Aufgaben
**a)** Schreibe aus dem Forenbeitrag über die Werte des Klerikers alles von „Ich bin jetzt“ bis hinunter zu „so angegeben wird).“ wortgetreu ab.
**b)** Fasse im Forenbeitrag über die Werte des Klerikers den Absatz, der mit „Ich bin jetzt ein Kleriker“ beginnt, als Stichpunktliste zusammen. Seine wesentlichen Angaben sollen erhalten bleiben.
**c)** Setze den Forenbeitrag über die Werte des Klerikers im selben Stil fort, beginnend nach seiner letzten Zeile.

Textblock
__________

# der Kleriker und seine Werte



## Tylandrion (1. Oktober 2009)

So, ich habe mal ein wenig herumprobiert und diese Übersicht erstellt.

Ich bin jetzt ein Kleriker der Stufe 16.
Ich habe eine Magieverstärkung von 405 (300 von Waffe & +105 aus equip, was auch im charfenster so angegeben wird).
Die Differenzen aus dem Tooltip und der tatsächlichen Heilung ergeben sich aus den 5% der passiven Fähigkeit Heilung erhöhen I.

Heilwerte:

Heilendes Licht II Rang 7
Tooltipheal = 395
Heal ohne Magieverstärkung = 414
Heal mit Magieverstärkung = 414

Licht der Verjüngung I Rang 7
Tooltipheal = 21TP alle 2 Sek
Heal ohne Magieverstärkung = 22/2 Sek
Heal mit Magieverstärkung = 22/2Sek

Strahlende Heilung I Rang 1
Tooltipheal = 986
Die folgenden Werte sind gerundet und geschätzt da für eine genaue Auflistung mein Leben nicht reicht außer bei einem Versuch.
Heal ohne Magieverstärkung = 1006
Heal mit Magieverstärkung  = 1006

Licht der Erneuerung I Rang 9
Tooltipheal = 20TP ...

__________

Datenauszug
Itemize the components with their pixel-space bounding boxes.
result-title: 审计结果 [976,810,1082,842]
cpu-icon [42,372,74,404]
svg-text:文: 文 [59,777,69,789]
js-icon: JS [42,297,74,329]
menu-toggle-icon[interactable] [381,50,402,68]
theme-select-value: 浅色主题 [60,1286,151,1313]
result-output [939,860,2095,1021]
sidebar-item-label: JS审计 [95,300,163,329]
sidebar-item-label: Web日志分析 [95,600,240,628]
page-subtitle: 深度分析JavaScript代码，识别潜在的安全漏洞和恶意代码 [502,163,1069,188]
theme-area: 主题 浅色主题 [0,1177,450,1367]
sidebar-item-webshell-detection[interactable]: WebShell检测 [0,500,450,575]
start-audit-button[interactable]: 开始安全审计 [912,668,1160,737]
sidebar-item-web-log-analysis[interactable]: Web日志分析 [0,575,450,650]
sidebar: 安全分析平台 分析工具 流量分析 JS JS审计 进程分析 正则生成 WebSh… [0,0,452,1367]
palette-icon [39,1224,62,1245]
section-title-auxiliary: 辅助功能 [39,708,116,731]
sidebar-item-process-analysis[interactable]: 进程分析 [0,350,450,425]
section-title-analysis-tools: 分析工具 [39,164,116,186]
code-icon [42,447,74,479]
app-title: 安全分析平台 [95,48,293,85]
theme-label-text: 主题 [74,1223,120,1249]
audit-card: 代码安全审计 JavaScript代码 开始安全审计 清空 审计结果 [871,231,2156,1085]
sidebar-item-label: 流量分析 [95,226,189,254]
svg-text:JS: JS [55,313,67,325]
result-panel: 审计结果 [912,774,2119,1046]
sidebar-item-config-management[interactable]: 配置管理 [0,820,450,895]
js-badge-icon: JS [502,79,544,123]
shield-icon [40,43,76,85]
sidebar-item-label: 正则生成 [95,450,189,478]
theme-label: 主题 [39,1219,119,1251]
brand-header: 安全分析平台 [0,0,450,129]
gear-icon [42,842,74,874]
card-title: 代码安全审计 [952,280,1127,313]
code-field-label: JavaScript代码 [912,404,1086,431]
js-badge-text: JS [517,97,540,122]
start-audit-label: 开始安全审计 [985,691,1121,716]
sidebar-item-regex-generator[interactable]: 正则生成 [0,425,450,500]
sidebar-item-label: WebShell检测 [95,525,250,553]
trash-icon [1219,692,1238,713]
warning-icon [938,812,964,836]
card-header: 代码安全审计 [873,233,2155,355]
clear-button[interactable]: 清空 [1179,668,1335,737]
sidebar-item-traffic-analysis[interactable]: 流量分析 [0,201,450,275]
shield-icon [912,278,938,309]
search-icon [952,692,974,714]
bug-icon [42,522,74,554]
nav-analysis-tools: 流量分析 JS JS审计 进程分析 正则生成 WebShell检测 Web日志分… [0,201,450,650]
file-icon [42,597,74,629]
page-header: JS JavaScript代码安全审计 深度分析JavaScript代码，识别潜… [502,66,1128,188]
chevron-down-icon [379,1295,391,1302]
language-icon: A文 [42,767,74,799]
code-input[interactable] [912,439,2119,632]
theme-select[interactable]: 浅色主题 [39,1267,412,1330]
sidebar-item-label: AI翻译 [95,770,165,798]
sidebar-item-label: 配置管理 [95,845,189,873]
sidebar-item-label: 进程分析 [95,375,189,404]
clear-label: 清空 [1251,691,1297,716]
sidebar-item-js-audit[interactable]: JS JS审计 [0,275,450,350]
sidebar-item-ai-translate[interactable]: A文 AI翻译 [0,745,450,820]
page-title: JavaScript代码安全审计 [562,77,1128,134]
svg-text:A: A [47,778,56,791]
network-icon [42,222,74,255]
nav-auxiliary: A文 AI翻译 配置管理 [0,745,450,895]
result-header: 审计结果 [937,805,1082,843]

__________

Lösungen der Aufgaben
**a)**
Ich bin jetzt ein Kleriker der Stufe 16.
Ich habe eine Magieverstärkung von 405 (300 von Waffe & +105 aus equip, was auch im charfenster so angegeben wird).

**b)**
- Kleriker der Stufe 16
- Magieverstärkung von 405: 300 von der Waffe und 105 aus der Ausrüstung, so auch im Charfenster angegeben
- Die Unterschiede zwischen Tooltip und tatsächlicher Heilung entstehen durch die 5 % der passiven Fähigkeit Heilung erhöhen I.

**c)**
Heal ohne Magieverstärkung = 21
Heal mit Magieverstärkung = 21


Wesentlich schlimmer ist es im PVP mit den Schadensfähigkeiten.

Getestet wurde gegen einen nackten Gladiator welcher 0 Magiewiderstand hatte.

Zerschmettern II Rang 7
Tooltipdmg = 207
Dmg ohne Magieverstärkung = 103
Dmg mit Magieverstärkung = 144

Donnerschlag I Rang 7
Tooltipdmg = 263
Dmg ohne Magieverstärkung = 131
Dmg mit Magieverstärkung = 182


Daraus schlussfolgernd kann man sich das sockeln im PVE eigentlich komplett sparen, da der einzig interessante Stein +Mana ist, wir dieses jedoch zur genüge haben. Und im PVP lohnt sich meines erachtens nur Leben zu sockeln da man so mehr dmg zwischen den heals machen kann.

Weiterhin sollte doch mal der Kleriker ein wenig überdacht werden was seine Stats angeht 


			Dieser Inhalt steht nur eingeloggten Mitgliedern zur Verfügung.
        



Ich bleib aber trotzdem einer.

Wenn einer andere Zahlen hat, immer her damit.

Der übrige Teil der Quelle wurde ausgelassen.